* Direction *
From the data that follows, report how many lines hold the string "Freshly", giving only the number.

Stored data

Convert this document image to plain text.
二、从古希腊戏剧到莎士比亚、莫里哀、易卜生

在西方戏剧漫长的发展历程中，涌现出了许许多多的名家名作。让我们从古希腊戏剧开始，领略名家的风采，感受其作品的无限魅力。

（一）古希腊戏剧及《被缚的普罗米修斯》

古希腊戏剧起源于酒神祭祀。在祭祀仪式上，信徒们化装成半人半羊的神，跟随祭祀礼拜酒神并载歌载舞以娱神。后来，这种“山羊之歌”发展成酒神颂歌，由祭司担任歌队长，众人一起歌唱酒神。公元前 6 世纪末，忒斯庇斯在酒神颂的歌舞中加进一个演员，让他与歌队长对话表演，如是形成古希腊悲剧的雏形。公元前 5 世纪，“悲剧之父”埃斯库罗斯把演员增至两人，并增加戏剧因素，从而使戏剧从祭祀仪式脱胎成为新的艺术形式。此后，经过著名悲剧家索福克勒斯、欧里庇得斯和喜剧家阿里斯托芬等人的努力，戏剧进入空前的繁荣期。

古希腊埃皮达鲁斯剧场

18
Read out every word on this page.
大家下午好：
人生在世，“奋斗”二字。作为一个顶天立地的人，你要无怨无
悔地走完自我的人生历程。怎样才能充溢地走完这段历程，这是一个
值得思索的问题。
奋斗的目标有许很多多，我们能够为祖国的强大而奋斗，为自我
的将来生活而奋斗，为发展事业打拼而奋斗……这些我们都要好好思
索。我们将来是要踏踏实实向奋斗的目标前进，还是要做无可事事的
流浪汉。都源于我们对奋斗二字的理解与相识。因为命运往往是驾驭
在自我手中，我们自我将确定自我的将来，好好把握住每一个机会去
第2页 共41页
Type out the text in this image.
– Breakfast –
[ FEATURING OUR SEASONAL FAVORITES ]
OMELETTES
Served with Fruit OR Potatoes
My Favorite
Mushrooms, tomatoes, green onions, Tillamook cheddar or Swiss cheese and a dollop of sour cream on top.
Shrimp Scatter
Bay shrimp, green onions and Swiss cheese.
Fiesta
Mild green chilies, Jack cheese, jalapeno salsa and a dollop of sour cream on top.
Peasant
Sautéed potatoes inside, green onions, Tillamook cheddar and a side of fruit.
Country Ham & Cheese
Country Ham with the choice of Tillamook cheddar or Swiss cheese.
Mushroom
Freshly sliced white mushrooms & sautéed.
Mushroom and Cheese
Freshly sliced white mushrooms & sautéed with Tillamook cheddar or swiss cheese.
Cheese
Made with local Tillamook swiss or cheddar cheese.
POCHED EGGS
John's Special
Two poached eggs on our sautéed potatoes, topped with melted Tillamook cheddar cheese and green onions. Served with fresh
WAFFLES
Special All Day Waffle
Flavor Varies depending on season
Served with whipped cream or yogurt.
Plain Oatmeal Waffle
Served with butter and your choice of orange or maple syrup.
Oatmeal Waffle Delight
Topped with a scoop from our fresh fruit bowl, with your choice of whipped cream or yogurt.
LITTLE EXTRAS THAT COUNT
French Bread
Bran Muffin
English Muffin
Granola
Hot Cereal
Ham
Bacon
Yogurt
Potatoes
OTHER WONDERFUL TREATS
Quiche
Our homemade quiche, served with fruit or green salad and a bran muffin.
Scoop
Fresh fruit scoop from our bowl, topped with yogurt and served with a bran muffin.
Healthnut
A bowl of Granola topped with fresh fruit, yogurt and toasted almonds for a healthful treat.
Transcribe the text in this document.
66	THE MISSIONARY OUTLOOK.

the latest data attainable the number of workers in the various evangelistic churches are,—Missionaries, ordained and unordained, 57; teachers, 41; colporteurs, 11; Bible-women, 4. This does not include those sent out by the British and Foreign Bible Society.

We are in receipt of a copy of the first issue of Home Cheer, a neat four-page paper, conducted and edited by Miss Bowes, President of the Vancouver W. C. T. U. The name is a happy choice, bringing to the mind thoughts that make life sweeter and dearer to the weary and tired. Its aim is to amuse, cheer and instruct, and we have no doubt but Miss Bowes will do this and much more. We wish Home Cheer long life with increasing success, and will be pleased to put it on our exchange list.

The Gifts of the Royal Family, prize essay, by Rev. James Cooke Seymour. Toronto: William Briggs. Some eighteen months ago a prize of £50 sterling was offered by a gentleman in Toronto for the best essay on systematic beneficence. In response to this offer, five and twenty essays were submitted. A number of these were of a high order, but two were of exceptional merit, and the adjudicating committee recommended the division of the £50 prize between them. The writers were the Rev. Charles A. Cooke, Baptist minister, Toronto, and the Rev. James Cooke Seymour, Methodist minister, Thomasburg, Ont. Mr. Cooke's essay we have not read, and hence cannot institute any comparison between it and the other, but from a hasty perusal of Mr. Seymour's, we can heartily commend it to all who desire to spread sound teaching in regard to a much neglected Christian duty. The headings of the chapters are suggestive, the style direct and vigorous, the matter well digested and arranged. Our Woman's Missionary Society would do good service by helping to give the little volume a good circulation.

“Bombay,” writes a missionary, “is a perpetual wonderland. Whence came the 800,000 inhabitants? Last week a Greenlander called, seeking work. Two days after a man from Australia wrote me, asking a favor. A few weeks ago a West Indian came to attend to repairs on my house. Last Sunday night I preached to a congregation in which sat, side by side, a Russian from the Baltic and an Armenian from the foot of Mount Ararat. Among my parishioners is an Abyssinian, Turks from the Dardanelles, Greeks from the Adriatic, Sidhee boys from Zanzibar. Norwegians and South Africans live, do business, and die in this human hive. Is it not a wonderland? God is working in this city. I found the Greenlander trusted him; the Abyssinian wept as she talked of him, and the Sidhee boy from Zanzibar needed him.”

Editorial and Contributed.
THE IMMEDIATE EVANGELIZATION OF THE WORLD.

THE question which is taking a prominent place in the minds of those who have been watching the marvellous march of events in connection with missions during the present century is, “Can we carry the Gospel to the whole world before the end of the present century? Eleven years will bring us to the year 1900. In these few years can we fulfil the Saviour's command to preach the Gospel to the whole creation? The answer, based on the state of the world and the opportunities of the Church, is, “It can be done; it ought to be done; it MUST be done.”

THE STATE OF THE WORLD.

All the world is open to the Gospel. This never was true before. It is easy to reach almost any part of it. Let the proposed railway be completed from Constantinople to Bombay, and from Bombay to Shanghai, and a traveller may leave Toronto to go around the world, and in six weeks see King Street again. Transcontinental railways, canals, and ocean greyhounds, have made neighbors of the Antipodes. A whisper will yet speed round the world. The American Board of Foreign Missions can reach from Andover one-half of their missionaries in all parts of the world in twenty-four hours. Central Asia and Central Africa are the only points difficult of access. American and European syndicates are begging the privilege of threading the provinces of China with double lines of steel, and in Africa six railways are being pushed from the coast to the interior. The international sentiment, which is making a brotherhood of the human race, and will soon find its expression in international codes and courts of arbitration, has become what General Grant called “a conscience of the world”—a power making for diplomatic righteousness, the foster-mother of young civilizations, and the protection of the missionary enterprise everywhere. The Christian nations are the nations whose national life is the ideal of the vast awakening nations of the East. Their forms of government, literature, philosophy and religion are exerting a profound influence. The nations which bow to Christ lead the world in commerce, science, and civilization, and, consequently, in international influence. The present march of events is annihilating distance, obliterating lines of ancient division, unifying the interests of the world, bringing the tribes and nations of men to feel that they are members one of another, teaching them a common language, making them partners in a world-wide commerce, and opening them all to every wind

* In response *
2